Exercise task
Select every line containing the word "Dashboards" from the material, and copy those lines.

Data records
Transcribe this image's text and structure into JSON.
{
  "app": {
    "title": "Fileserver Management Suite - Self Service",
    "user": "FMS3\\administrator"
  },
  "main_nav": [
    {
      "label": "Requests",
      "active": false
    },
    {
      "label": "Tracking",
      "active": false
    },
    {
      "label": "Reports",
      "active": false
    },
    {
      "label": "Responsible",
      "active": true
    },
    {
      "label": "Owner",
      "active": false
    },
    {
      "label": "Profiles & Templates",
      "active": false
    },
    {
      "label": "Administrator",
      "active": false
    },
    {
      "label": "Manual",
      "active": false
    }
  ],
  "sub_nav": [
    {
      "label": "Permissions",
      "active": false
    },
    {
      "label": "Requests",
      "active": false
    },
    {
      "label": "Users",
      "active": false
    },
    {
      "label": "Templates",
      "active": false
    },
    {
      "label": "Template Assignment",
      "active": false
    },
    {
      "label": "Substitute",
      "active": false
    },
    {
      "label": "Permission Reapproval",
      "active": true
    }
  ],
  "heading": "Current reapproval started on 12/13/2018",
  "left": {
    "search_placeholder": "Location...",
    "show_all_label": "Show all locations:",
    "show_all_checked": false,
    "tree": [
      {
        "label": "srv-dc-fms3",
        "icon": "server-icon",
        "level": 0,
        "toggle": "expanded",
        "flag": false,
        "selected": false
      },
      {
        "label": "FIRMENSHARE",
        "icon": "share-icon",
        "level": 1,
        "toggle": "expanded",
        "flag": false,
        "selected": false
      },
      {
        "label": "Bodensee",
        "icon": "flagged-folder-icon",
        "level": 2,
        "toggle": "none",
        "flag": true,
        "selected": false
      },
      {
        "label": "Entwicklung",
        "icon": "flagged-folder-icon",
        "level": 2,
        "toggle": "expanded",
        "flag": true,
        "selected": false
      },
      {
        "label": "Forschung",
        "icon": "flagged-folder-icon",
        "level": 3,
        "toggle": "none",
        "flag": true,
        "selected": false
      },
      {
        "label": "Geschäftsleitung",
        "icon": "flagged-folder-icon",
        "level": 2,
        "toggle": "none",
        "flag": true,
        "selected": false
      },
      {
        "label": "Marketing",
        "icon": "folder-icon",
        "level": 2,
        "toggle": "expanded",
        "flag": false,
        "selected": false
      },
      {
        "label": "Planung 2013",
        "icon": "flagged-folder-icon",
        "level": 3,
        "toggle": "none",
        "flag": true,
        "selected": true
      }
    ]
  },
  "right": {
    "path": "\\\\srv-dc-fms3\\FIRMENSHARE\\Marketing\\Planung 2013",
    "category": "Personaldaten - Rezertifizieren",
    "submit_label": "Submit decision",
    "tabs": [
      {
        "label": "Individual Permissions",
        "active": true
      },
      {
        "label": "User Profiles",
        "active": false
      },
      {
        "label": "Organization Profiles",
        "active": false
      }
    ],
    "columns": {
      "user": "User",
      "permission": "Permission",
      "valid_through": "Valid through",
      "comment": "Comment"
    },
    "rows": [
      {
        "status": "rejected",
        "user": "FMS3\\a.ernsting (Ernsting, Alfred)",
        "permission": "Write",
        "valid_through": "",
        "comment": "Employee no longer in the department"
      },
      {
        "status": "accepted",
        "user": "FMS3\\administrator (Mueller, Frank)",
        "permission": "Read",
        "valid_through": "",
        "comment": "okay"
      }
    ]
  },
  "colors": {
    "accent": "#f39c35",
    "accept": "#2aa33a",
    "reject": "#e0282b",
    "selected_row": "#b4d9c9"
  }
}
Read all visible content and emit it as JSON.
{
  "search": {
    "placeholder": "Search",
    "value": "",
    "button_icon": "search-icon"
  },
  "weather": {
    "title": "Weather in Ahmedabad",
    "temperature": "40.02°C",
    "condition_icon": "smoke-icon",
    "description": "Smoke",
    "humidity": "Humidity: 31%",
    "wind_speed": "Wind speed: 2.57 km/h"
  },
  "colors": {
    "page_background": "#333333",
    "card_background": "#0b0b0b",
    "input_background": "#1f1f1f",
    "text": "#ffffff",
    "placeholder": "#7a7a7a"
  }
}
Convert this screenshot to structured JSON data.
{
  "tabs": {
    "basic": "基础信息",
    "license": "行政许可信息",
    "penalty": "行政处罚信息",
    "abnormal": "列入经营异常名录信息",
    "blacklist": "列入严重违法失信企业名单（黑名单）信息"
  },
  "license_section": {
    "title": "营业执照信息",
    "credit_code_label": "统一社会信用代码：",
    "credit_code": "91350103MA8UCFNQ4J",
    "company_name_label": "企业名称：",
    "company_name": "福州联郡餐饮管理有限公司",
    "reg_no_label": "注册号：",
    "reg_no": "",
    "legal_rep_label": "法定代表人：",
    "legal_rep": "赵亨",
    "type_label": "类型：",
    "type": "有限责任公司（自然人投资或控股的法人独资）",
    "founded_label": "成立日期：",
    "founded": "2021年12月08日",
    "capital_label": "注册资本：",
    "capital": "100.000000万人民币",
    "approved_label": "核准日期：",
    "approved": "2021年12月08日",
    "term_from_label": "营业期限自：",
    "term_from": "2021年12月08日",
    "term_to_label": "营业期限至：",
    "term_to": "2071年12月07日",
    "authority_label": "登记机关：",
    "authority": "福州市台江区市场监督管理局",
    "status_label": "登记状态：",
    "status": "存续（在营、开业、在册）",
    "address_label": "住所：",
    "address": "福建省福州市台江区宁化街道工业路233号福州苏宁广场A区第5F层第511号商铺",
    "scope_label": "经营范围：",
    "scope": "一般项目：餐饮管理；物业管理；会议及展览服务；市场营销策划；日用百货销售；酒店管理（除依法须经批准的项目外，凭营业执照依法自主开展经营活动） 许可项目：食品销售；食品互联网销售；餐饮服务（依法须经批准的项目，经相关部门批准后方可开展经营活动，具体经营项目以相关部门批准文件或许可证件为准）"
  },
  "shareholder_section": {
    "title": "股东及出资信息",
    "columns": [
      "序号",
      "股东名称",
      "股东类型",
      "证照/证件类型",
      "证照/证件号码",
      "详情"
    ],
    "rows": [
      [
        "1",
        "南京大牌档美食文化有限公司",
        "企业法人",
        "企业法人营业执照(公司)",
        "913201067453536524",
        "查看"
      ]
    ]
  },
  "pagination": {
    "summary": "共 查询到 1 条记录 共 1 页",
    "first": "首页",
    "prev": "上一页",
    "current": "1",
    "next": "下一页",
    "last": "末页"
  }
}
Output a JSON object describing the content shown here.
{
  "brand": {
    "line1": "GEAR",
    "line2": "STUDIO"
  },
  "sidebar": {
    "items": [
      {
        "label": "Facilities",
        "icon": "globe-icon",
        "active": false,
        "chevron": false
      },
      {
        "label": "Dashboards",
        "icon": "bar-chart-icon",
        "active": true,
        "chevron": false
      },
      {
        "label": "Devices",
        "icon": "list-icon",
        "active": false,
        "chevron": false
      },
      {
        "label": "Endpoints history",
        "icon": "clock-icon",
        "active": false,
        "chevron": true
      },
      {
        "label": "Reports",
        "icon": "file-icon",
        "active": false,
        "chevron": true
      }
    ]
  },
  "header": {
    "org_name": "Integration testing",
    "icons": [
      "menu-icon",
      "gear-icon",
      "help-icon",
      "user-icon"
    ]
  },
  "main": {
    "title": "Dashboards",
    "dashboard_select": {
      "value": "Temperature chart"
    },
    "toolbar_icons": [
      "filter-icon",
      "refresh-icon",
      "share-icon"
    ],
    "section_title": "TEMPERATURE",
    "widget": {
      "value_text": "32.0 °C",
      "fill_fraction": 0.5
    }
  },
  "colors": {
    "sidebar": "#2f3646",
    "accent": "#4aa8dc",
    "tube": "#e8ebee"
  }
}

Solution to this exercise
        "label": "Dashboards",
    "title": "Dashboards",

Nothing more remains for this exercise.